## Written exercise A
In the ceremony highlights text, replace "Commencement" with "graduation" in the span starting at "For the 261st" and ending at "and creatively compassionate.".

## Text excerpt
For the 261st time, the University of Pennsylvania commissioned a new graduating class into the world. Here are the highlights from Monday's Commencement ceremony at Franklin Field:

Sen. Cory Booker (D-N.J.), whose role as Commencement speaker has not come without controversy, invoked our "common struggle," discussed his veganism and urged students to be morally imaginative and creatively compassionate.

  • "The beautiful thing I've realized is that we're all in this struggle together," he said near the opening of his speech.
  • Booker, a notorious critic of President Donald Trump, did not directly mention Trump or alleged Russian meddling in the 2016 election, which has surfaced recently in the media.
  • After telling a story about Mahatma Gandhi's "creative compassion," Booker talked about being vegan and mentioned his love of French fries. "These French fries should be a Schedule 1 or Schedule 2 narcotic," he said.
  • Booker urged graduates to not let the homeless or vulnerable among us be "invisible." He said, "There are so many people we encounter every day that we just don't see."

## Written exercise B
Gather every line of the listing that contains the string "program". Matching is case-sensitive.

## Records supplied

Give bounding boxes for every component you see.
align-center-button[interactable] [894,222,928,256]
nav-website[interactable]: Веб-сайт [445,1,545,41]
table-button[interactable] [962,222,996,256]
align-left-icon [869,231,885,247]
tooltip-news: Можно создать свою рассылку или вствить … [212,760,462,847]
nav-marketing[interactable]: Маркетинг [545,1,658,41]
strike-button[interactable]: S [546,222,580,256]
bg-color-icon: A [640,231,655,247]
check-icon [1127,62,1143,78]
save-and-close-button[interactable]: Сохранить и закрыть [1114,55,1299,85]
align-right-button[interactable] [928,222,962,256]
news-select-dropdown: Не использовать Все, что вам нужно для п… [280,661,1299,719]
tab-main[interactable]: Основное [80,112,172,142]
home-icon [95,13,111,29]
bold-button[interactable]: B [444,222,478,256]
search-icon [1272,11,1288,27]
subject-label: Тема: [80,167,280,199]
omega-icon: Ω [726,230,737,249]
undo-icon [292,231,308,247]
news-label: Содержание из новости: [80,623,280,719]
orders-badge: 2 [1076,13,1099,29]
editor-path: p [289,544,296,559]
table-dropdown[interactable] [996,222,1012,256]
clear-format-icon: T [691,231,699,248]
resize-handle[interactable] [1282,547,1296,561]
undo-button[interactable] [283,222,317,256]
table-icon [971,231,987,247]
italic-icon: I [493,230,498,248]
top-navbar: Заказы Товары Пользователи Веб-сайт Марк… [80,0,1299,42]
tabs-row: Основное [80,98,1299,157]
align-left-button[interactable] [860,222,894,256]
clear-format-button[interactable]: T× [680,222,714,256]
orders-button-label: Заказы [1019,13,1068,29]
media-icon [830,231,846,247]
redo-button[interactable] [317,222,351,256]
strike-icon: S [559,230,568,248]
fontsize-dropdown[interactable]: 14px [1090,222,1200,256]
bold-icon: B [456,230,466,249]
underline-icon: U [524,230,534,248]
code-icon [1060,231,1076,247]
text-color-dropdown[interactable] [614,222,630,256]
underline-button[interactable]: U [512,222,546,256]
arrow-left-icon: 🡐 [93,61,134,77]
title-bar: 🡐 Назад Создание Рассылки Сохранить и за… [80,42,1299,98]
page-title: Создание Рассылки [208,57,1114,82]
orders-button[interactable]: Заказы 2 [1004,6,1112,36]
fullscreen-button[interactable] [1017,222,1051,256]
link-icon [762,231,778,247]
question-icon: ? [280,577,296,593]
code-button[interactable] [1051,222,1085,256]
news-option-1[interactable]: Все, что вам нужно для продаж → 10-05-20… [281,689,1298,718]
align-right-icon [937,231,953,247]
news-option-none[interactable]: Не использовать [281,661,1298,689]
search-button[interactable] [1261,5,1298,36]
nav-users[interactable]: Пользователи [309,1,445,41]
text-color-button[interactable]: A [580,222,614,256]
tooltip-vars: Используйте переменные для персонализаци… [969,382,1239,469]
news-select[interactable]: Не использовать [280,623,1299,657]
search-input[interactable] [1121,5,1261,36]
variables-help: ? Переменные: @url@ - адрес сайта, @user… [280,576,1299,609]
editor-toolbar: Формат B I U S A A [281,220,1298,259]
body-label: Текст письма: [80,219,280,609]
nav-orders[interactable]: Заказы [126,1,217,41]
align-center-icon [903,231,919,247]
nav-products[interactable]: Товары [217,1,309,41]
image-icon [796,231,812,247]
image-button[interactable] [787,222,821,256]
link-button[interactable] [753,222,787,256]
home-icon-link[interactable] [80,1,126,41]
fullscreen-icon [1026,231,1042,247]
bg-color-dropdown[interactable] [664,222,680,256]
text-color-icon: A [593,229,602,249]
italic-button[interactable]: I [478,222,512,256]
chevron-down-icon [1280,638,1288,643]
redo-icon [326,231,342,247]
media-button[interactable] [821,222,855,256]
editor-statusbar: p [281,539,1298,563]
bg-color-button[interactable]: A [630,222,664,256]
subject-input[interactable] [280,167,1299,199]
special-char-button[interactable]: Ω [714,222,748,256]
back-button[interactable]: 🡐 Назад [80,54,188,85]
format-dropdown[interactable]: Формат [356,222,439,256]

...

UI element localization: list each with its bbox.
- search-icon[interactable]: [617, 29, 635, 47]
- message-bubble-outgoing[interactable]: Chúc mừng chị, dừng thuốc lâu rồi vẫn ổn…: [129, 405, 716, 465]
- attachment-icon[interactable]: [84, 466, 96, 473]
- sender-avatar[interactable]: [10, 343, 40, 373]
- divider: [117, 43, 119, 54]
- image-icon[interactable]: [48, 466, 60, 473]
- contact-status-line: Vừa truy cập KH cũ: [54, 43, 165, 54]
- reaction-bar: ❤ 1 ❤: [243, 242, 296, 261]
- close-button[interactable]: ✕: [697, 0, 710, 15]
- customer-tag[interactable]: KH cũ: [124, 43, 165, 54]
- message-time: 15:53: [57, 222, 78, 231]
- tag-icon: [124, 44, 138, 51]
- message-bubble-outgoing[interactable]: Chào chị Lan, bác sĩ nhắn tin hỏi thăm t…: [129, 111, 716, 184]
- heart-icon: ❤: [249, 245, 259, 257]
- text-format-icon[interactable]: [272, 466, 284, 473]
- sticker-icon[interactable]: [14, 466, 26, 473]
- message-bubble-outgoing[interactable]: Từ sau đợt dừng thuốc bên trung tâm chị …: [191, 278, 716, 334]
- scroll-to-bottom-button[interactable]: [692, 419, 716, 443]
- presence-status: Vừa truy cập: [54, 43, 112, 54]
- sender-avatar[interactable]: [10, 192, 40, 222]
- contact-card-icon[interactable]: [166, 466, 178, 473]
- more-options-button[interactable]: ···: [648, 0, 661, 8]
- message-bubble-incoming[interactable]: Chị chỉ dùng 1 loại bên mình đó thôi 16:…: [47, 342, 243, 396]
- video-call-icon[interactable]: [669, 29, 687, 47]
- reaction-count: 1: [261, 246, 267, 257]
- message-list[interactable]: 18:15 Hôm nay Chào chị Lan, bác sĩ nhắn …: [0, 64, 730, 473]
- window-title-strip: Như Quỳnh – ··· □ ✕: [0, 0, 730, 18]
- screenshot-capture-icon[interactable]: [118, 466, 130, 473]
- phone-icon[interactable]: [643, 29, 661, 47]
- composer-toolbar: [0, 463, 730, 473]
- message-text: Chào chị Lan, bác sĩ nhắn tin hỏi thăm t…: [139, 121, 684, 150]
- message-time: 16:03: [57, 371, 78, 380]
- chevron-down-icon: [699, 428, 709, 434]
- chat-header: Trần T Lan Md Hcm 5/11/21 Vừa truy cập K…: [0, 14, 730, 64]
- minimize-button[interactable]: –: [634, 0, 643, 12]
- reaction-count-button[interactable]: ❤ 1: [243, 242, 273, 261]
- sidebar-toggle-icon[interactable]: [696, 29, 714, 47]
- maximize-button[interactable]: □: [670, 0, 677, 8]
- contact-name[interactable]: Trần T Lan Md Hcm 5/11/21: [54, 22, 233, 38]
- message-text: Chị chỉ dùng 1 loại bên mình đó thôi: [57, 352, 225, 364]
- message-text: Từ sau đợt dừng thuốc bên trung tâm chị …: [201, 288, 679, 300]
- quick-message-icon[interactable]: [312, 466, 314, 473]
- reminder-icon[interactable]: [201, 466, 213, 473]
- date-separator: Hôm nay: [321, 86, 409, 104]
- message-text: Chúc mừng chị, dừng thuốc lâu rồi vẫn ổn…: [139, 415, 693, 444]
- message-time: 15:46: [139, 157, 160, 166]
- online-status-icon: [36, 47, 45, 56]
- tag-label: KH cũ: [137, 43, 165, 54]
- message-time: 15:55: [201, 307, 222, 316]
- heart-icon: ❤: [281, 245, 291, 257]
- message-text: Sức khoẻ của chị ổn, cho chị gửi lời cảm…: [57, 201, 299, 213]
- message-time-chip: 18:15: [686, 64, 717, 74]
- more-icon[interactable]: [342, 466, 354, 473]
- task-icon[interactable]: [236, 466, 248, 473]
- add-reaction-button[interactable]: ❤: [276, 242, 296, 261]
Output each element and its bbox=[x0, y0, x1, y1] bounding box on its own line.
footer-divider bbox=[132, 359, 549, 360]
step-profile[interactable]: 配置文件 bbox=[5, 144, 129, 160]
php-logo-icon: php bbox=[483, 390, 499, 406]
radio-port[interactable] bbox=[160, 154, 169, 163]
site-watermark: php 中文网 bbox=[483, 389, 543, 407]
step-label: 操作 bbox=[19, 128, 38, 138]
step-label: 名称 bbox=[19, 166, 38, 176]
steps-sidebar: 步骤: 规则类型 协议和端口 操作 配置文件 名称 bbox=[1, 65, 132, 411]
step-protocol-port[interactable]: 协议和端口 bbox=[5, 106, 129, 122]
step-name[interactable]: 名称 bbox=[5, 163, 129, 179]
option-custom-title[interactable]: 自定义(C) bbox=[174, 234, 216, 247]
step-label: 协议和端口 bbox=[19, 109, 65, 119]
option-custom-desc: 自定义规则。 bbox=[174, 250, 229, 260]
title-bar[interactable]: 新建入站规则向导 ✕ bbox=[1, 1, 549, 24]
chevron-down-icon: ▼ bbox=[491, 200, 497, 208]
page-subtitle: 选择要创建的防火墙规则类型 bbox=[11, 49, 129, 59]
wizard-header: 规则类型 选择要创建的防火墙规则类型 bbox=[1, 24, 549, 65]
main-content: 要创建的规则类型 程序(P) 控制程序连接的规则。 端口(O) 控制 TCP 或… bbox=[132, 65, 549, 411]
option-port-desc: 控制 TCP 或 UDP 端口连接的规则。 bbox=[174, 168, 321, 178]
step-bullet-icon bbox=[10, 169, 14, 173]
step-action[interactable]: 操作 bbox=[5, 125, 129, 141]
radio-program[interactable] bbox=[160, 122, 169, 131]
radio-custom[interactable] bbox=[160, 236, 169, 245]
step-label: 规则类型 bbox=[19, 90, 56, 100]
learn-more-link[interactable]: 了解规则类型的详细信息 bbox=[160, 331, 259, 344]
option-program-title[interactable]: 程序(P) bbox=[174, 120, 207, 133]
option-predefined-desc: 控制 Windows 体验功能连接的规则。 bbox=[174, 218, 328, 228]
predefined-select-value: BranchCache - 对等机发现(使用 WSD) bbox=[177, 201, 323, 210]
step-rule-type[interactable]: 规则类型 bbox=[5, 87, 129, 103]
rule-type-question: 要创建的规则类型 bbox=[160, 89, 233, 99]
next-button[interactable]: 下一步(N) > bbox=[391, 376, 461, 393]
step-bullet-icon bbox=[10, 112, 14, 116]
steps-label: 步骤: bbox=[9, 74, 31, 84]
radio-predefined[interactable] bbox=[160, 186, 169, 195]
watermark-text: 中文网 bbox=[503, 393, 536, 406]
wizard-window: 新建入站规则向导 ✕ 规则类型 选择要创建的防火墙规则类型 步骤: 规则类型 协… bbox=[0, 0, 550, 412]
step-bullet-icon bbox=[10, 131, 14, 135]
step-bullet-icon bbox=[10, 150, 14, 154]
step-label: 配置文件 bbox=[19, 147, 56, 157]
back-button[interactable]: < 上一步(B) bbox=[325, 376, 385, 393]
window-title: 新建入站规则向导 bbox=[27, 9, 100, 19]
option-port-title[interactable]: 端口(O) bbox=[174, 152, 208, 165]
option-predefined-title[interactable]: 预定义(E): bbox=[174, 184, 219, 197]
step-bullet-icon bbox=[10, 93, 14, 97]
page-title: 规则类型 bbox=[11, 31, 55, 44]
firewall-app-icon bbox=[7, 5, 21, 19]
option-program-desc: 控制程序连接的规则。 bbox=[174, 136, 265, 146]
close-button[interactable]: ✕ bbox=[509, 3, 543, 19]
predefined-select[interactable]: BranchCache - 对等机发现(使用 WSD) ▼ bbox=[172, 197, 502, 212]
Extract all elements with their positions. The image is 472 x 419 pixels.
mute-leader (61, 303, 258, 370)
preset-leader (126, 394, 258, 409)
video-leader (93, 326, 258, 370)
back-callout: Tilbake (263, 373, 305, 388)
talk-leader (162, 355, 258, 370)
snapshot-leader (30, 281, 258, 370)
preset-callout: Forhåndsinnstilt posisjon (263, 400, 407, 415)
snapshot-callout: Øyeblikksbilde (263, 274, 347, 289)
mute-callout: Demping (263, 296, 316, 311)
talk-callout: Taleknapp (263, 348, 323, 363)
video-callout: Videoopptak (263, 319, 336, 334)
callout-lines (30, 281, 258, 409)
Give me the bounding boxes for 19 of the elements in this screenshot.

## Exercise answer A
For the 261st time, the University of Pennsylvania commissioned a new graduating class into the world. Here are the highlights from Monday's graduation ceremony at Franklin Field:

Sen. Cory Booker (D-N.J.), whose role as graduation speaker has not come without controversy, invoked our "common struggle," discussed his veganism and urged students to be morally imaginative and creatively compassionate.

## Exercise answer B
radio-program[interactable] bbox=[160, 122, 169, 131]
option-program-title[interactable]: 程序(P) bbox=[174, 120, 207, 133]
option-program-desc: 控制程序连接的规则。 bbox=[174, 136, 265, 146]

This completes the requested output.